_Exercise instructions_
Lines holding the string "IBGE" are the ones to copy; find them all in the data.

_Material to process_

►

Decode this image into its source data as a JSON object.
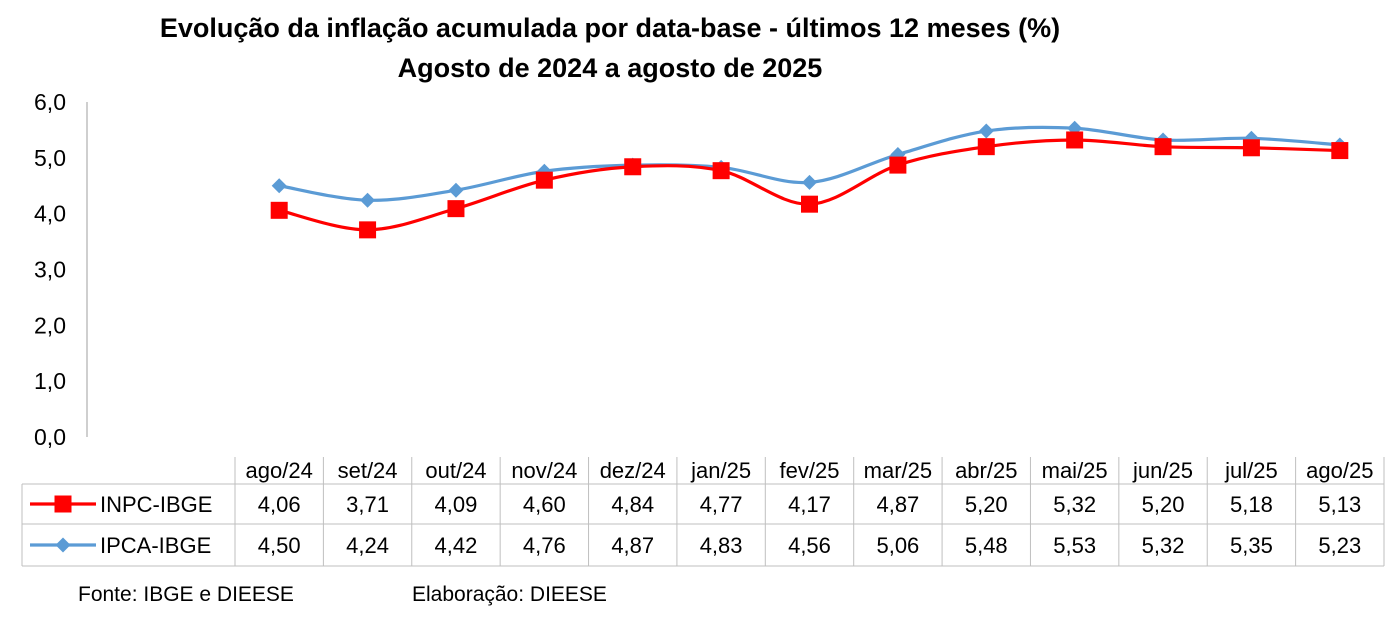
{
  "title": "Evolução da inflação acumulada por data-base - últimos 12 meses (%)",
  "subtitle": "Agosto de 2024 a agosto de 2025",
  "footer": {
    "source": "Fonte: IBGE e DIEESE",
    "elaboration": "Elaboração: DIEESE"
  },
  "chart_data": {
    "type": "line",
    "categories": [
      "ago/24",
      "set/24",
      "out/24",
      "nov/24",
      "dez/24",
      "jan/25",
      "fev/25",
      "mar/25",
      "abr/25",
      "mai/25",
      "jun/25",
      "jul/25",
      "ago/25"
    ],
    "yticks": [
      "0,0",
      "1,0",
      "2,0",
      "3,0",
      "4,0",
      "5,0",
      "6,0"
    ],
    "ylim": [
      0,
      6
    ],
    "grid": false,
    "legend": "data-table",
    "series": [
      {
        "name": "INPC-IBGE",
        "color": "#ff0000",
        "marker": "square",
        "values": [
          4.06,
          3.71,
          4.09,
          4.6,
          4.84,
          4.77,
          4.17,
          4.87,
          5.2,
          5.32,
          5.2,
          5.18,
          5.13
        ],
        "labels": [
          "4,06",
          "3,71",
          "4,09",
          "4,60",
          "4,84",
          "4,77",
          "4,17",
          "4,87",
          "5,20",
          "5,32",
          "5,20",
          "5,18",
          "5,13"
        ]
      },
      {
        "name": "IPCA-IBGE",
        "color": "#5b9bd5",
        "marker": "diamond",
        "values": [
          4.5,
          4.24,
          4.42,
          4.76,
          4.87,
          4.83,
          4.56,
          5.06,
          5.48,
          5.53,
          5.32,
          5.35,
          5.23
        ],
        "labels": [
          "4,50",
          "4,24",
          "4,42",
          "4,76",
          "4,87",
          "4,83",
          "4,56",
          "5,06",
          "5,48",
          "5,53",
          "5,32",
          "5,35",
          "5,23"
        ]
      }
    ]
  }
}
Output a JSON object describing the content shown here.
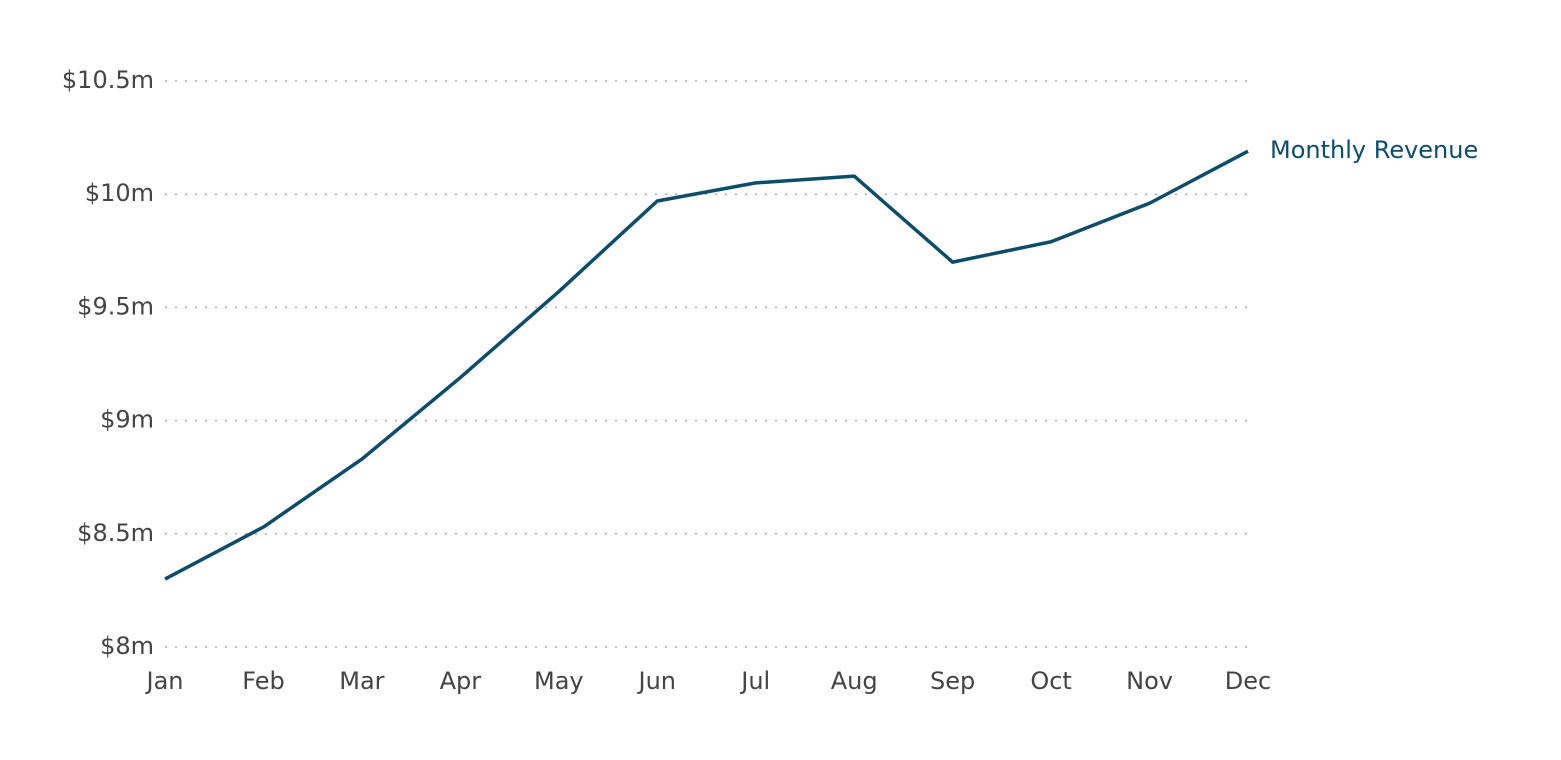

◄

_Response for this exercise_
    "source": "Fonte: IBGE e DIEESE",
        "name": "INPC-IBGE",
        "name": "IPCA-IBGE",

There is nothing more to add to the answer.